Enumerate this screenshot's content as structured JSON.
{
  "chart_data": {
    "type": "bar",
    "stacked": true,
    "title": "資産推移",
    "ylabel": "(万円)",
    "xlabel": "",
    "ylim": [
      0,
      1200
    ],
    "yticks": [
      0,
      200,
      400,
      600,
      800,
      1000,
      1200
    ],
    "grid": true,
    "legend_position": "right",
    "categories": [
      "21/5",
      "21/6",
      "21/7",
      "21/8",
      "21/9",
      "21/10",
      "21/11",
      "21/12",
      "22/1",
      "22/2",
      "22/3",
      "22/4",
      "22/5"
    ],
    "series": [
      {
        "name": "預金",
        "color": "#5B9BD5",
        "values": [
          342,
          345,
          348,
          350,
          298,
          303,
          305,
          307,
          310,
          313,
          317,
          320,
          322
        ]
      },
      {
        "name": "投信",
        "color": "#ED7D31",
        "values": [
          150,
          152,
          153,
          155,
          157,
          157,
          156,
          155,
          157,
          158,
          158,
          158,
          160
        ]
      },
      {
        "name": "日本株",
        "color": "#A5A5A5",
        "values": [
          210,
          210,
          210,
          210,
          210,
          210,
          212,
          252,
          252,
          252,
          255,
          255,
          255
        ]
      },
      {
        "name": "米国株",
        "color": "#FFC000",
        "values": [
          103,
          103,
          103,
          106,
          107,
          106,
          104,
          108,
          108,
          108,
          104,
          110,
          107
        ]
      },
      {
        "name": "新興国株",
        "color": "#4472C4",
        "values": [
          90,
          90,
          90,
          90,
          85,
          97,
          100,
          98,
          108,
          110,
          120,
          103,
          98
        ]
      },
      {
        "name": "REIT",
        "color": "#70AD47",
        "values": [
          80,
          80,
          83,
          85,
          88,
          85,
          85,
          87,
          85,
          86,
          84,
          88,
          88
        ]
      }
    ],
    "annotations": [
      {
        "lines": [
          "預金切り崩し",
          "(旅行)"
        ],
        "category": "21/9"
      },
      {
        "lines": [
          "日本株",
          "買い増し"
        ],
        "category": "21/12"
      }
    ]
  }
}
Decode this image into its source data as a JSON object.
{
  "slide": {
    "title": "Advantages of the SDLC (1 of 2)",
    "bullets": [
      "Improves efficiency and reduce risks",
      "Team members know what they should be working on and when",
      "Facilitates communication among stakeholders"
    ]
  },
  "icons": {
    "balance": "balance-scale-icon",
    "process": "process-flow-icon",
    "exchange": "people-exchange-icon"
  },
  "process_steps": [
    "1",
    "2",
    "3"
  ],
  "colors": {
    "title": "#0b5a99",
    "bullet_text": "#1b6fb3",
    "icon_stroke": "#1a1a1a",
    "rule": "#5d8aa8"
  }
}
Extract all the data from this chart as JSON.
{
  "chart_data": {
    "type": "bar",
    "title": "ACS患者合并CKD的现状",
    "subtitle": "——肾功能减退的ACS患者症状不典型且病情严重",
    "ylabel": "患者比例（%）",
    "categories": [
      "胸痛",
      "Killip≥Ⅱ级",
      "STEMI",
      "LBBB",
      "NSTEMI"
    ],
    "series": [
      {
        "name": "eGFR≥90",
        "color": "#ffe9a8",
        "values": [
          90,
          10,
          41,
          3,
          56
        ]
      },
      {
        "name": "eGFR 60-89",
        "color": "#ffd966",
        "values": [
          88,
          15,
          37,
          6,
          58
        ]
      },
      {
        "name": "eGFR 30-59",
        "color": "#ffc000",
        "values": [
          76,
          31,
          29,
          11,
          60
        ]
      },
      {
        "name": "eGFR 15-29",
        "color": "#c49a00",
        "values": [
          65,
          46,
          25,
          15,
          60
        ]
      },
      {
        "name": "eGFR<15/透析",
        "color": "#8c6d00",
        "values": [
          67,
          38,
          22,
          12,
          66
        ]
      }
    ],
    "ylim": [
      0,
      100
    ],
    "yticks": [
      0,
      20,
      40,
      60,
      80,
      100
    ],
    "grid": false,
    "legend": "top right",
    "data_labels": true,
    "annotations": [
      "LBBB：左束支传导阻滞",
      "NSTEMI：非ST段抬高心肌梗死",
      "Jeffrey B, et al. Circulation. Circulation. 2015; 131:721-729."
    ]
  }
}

Directive — Provide only the number of lines in the records containing the string "name".

Exercise output — 11